_Brief_:
Gather up the lines with the word "this" in them.

_Provided data_:
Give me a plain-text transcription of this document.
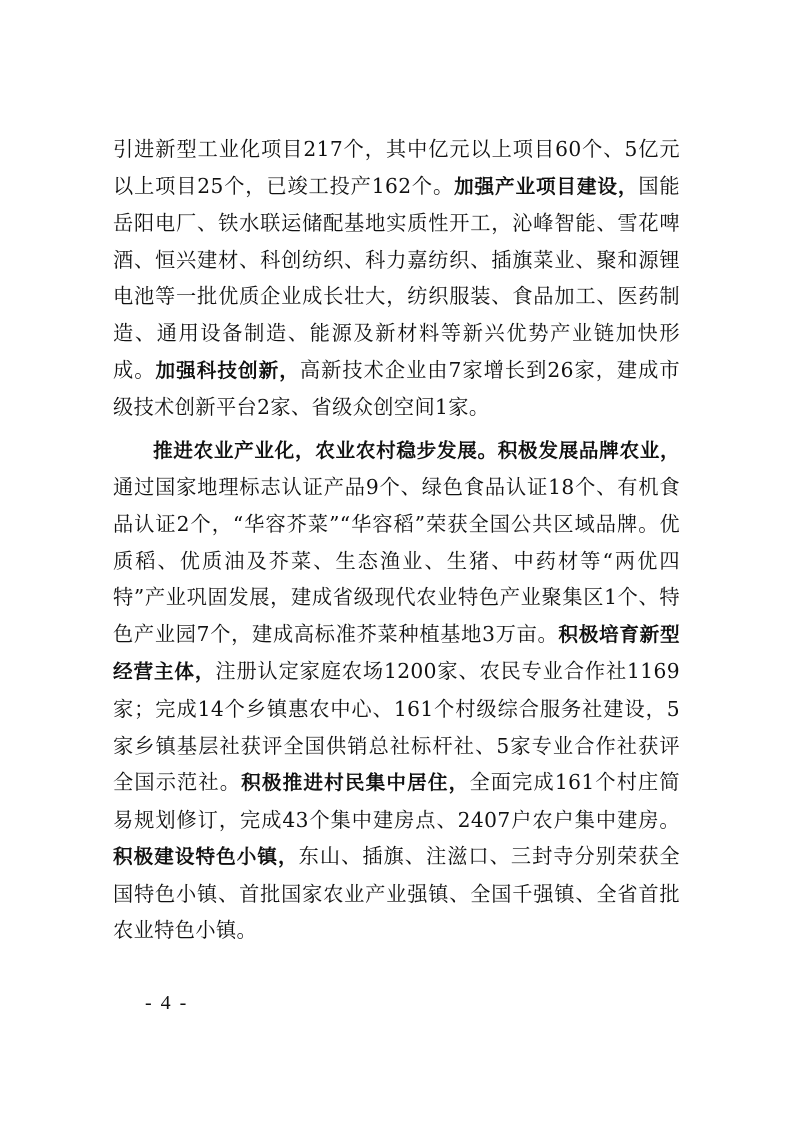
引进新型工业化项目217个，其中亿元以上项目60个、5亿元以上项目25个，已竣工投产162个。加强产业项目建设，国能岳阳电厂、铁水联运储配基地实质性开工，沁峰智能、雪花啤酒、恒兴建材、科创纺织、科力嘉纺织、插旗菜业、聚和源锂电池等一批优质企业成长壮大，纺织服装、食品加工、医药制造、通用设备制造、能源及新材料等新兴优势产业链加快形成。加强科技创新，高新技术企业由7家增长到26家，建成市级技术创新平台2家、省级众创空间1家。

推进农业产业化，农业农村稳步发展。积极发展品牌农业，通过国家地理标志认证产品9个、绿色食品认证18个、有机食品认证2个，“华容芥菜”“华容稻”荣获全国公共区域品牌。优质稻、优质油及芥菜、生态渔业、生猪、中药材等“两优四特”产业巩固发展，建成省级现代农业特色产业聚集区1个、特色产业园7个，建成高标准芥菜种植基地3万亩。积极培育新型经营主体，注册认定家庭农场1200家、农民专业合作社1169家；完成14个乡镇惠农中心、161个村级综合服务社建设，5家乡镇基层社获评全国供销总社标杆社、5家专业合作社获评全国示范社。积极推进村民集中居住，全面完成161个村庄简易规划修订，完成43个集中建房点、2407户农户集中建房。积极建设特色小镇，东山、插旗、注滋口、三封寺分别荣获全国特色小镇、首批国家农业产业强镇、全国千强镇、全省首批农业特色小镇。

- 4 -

* * *

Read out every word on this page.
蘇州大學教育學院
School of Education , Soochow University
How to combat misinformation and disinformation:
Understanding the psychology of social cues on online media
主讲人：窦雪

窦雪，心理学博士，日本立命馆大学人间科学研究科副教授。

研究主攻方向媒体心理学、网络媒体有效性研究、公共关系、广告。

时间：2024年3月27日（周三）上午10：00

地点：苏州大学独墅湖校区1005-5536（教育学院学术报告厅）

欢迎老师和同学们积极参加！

_Answer below_:
Give me a plain-text transcription of this document.
Read out every word on this page.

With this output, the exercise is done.